**Task to complete:** Collect every line of the records below that contains the word "edukiak".

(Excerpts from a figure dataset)
— Start —
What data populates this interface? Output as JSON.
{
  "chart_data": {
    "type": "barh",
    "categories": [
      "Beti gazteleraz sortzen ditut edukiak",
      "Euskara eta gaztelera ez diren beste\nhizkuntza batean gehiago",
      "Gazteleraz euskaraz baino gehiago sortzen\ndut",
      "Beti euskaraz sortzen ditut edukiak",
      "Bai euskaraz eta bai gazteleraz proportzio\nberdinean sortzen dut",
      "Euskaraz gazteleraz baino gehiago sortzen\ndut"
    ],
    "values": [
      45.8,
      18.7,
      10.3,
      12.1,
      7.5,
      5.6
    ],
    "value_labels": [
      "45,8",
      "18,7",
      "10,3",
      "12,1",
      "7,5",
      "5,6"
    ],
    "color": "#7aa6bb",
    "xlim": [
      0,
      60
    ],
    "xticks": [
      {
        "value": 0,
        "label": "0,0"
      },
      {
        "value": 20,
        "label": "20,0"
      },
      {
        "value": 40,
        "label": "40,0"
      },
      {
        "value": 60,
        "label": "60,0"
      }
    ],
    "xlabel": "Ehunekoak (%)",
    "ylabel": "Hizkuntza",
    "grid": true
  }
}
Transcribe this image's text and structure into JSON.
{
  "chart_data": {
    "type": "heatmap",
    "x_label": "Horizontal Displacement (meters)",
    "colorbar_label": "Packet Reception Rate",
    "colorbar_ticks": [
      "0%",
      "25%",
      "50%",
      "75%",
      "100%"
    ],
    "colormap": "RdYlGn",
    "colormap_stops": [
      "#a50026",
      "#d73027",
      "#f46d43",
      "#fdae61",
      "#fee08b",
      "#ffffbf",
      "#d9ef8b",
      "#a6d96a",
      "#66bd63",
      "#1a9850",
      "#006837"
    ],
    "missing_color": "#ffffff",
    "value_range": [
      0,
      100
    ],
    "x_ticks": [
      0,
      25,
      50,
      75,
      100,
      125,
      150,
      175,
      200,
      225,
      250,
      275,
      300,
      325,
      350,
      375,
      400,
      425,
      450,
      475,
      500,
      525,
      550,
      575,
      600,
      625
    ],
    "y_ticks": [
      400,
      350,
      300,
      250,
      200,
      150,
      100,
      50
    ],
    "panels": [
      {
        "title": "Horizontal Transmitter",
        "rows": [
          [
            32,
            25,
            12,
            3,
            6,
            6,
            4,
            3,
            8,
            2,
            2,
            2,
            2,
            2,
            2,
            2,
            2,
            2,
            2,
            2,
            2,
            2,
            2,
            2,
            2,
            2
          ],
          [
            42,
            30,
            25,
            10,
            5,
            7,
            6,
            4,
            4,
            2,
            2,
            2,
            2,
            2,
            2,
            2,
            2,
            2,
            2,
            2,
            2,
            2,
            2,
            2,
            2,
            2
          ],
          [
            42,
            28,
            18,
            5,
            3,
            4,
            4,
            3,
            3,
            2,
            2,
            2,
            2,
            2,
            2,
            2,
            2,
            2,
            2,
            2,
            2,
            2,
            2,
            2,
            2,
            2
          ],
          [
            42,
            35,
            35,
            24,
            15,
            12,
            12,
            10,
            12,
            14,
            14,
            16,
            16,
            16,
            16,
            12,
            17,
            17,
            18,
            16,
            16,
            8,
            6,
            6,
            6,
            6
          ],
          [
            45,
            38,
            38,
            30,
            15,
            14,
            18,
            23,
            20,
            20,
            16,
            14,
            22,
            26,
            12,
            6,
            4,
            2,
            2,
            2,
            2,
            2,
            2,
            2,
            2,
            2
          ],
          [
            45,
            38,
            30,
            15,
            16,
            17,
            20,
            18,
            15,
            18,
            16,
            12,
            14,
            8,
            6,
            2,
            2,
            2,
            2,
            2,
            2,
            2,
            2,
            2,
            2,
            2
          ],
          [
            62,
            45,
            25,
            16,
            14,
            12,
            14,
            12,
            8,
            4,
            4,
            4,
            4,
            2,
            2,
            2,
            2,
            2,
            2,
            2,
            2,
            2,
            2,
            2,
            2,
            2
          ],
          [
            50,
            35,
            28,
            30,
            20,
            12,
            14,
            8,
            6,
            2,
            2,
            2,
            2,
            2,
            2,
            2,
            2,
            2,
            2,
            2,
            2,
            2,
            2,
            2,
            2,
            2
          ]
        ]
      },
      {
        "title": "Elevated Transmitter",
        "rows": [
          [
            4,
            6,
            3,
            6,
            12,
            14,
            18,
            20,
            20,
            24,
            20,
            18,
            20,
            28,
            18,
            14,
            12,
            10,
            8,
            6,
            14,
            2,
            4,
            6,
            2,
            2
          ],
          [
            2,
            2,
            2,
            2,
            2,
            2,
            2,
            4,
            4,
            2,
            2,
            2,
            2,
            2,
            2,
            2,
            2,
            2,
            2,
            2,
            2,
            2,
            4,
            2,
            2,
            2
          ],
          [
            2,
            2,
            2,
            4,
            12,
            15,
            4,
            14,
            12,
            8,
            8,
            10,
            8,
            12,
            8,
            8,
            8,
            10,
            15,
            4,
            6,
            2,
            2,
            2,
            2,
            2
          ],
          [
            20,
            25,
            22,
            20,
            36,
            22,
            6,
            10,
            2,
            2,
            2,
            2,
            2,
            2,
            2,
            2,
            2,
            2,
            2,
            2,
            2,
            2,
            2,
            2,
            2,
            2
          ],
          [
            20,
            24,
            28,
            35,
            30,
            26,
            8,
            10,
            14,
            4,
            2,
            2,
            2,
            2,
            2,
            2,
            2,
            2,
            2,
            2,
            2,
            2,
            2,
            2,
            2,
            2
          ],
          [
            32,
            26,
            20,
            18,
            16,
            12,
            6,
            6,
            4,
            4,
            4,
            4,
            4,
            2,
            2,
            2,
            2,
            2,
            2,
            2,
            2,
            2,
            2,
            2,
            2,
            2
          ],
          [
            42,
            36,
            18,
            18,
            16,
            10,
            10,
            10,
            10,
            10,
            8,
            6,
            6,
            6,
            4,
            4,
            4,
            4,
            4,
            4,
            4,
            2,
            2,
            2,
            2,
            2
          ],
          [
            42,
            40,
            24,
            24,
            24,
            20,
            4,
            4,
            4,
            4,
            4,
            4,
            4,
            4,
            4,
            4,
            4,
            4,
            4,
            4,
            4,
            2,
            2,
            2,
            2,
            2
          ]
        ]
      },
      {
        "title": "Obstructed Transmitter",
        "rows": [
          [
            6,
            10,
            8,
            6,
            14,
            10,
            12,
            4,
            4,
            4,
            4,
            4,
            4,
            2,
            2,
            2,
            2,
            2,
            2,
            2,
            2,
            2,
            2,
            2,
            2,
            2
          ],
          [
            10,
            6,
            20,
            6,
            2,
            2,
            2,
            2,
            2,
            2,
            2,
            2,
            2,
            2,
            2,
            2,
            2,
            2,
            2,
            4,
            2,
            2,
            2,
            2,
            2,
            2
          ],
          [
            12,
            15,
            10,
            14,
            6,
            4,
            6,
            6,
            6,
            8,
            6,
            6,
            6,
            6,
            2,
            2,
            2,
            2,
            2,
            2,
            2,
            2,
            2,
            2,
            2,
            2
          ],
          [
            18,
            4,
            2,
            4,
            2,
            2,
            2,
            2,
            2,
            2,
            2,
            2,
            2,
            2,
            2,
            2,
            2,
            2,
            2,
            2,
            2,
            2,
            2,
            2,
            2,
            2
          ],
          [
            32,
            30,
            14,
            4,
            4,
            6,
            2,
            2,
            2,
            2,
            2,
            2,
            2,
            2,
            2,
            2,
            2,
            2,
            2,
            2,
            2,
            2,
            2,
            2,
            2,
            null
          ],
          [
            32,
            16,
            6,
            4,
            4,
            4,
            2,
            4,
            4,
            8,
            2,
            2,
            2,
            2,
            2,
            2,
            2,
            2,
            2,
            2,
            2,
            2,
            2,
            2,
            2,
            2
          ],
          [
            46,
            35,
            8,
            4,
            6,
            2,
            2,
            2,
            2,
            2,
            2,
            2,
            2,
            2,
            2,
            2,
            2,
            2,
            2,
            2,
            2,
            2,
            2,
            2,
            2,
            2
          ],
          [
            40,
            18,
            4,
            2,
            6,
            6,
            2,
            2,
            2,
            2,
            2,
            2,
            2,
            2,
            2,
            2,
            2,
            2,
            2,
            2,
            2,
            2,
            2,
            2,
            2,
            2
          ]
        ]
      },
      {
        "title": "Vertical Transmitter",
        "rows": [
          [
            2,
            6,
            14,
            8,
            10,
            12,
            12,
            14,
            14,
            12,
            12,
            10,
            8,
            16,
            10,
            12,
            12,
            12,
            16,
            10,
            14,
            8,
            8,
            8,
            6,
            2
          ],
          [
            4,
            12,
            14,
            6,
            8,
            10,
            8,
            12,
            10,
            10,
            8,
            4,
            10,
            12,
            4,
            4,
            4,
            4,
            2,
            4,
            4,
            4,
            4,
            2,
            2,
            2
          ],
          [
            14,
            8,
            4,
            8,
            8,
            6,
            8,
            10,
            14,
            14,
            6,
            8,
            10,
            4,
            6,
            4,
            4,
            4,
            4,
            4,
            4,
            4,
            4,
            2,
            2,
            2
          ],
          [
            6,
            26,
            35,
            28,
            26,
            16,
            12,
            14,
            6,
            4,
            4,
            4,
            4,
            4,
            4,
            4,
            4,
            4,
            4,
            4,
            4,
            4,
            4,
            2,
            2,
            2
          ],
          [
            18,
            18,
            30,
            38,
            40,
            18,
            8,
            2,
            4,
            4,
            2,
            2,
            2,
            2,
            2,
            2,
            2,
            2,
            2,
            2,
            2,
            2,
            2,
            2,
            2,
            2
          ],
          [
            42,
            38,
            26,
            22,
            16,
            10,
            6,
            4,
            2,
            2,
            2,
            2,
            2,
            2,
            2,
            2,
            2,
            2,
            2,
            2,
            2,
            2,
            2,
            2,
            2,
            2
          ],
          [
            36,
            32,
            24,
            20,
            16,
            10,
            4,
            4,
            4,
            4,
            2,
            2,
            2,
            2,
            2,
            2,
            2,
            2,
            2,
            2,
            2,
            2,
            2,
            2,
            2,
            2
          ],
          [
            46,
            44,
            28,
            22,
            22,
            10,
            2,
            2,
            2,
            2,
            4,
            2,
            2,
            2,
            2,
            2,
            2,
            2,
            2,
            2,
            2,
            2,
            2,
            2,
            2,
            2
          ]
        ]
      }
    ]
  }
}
— End —
**Exercise solution:**
      "Beti gazteleraz sortzen ditut edukiak",
      "Beti euskaraz sortzen ditut edukiak",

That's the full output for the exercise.